(Exercise description): Count how many lines in the material below hold the word "الاثنين"; the reply is that number alone.
▶
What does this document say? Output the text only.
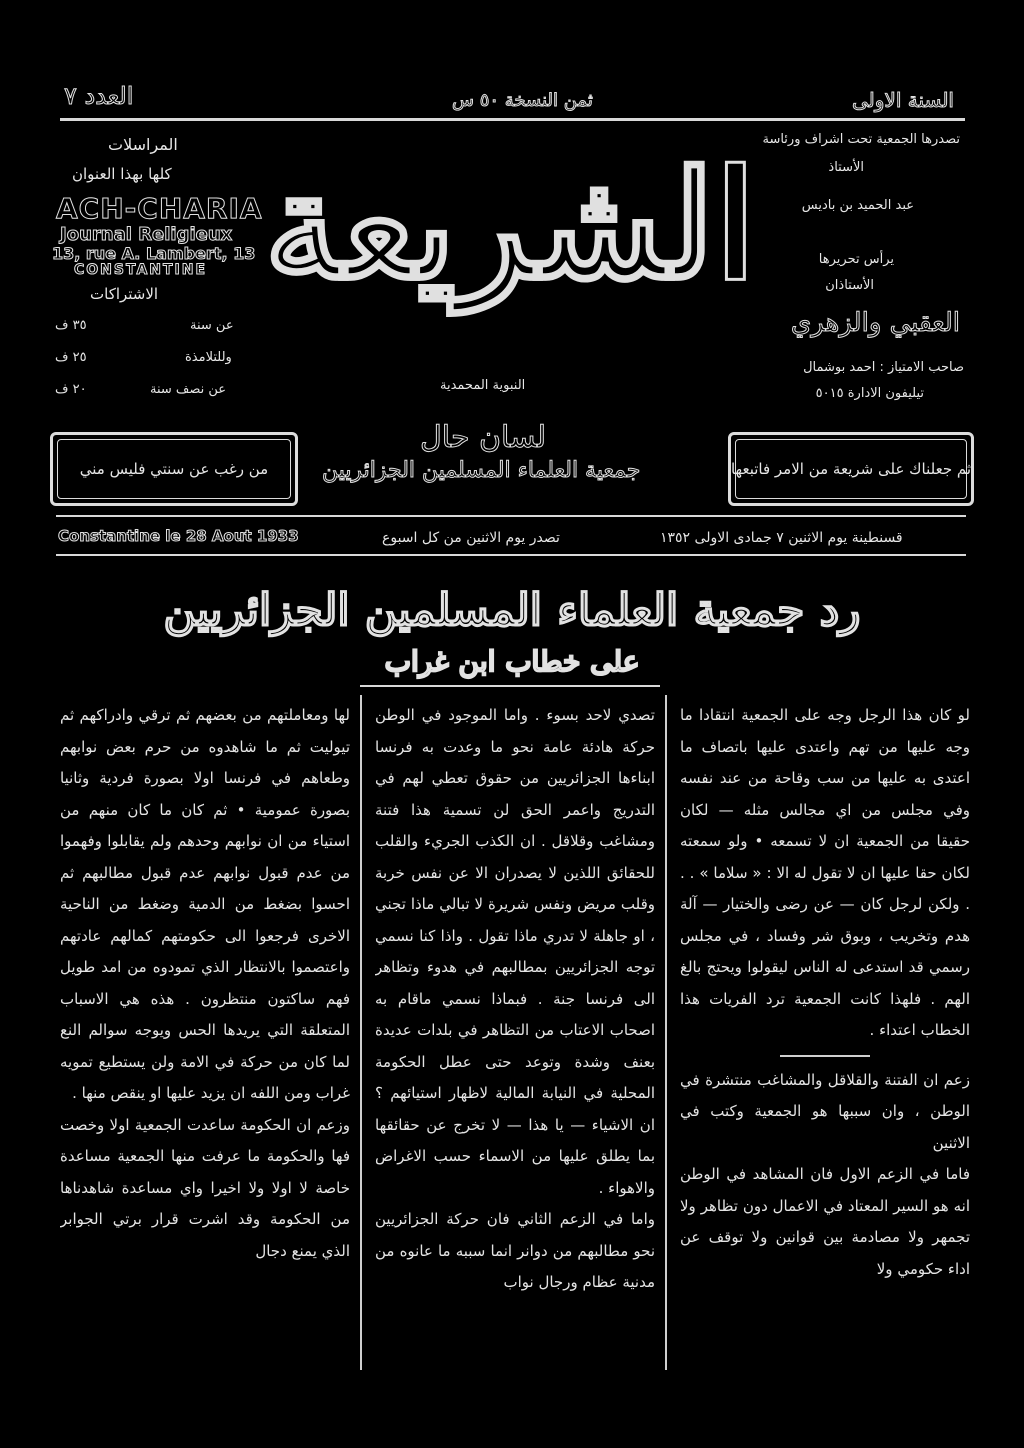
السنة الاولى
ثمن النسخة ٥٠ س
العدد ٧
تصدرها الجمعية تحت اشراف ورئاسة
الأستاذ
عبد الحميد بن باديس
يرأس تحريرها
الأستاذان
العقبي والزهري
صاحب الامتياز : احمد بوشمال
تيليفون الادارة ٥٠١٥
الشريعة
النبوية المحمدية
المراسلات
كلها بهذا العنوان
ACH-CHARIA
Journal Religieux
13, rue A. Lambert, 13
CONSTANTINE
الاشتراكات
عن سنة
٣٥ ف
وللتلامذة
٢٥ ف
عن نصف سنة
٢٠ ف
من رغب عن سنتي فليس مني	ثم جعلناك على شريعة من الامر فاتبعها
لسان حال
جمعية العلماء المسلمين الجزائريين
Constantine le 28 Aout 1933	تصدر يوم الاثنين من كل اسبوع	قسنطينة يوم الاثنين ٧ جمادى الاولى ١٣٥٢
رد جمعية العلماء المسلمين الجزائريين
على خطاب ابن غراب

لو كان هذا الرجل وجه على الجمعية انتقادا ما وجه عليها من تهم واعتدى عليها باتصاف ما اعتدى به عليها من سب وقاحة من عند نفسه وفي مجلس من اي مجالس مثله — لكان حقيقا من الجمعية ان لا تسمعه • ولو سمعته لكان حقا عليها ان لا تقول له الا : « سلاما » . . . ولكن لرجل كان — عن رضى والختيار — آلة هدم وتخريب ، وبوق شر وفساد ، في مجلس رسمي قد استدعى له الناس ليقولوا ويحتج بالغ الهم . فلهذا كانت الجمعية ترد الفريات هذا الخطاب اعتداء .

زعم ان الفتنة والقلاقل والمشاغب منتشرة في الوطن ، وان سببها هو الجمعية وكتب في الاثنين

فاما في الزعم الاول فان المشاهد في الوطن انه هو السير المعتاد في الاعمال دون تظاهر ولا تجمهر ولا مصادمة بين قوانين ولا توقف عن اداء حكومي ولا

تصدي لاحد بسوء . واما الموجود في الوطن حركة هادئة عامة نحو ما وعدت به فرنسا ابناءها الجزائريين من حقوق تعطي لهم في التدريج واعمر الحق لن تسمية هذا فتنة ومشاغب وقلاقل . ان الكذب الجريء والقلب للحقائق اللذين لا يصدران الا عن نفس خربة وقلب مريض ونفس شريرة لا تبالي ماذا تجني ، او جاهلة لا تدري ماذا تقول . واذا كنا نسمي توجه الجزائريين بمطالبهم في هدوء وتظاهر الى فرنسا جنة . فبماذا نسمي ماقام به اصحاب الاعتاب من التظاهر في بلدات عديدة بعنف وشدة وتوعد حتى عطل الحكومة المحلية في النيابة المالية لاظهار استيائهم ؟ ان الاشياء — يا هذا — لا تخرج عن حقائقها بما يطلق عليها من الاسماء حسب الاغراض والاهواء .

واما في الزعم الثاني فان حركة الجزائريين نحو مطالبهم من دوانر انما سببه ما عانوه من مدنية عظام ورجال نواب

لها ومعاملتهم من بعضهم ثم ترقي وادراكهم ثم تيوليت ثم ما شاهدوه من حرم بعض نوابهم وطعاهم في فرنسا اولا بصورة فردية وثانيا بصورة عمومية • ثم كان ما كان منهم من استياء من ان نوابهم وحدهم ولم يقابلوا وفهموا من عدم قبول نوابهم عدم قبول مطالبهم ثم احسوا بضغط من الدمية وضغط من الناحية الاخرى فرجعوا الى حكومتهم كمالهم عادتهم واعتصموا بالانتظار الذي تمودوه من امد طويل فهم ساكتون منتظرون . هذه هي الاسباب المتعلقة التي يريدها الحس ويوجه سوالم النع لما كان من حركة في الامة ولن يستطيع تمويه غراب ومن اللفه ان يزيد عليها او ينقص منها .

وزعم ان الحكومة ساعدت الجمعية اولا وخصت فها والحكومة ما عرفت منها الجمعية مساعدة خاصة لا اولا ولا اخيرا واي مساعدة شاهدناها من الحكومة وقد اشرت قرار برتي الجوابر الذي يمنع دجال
◀
▶
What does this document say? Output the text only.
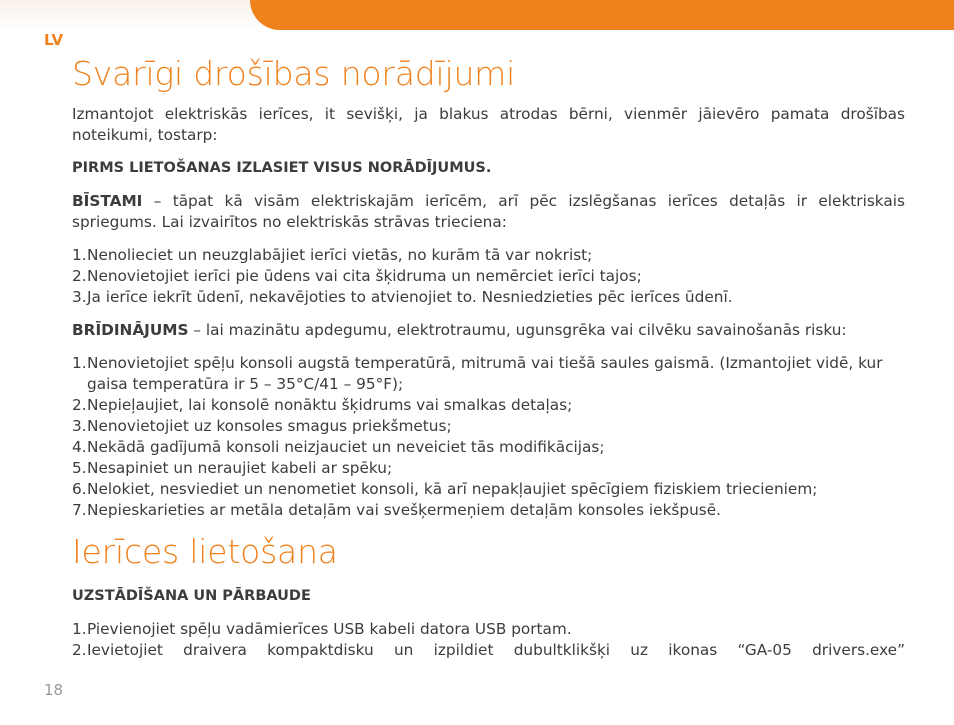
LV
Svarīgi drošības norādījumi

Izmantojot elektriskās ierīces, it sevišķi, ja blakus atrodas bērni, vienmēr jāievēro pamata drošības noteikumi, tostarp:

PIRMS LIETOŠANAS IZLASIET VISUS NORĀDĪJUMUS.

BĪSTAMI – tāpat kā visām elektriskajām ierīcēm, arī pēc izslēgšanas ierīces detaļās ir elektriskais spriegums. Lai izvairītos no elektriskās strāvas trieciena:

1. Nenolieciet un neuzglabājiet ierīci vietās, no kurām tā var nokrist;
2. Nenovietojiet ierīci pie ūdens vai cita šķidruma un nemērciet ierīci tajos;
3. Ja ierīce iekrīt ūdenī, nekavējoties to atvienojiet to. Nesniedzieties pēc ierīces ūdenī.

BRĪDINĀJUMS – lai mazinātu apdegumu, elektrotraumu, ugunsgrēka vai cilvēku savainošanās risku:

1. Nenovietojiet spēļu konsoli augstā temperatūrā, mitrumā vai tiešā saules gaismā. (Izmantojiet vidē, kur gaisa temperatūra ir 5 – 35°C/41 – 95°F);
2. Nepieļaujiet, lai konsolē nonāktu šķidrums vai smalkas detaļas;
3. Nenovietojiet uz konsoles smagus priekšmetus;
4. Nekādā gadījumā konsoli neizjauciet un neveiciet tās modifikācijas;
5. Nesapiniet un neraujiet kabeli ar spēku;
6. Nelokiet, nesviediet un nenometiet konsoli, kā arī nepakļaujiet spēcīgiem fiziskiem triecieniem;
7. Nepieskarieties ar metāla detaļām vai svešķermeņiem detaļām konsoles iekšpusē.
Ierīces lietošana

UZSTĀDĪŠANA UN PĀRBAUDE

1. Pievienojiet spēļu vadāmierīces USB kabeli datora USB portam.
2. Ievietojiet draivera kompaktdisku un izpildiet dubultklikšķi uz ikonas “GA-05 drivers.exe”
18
◀
(Written reply): 2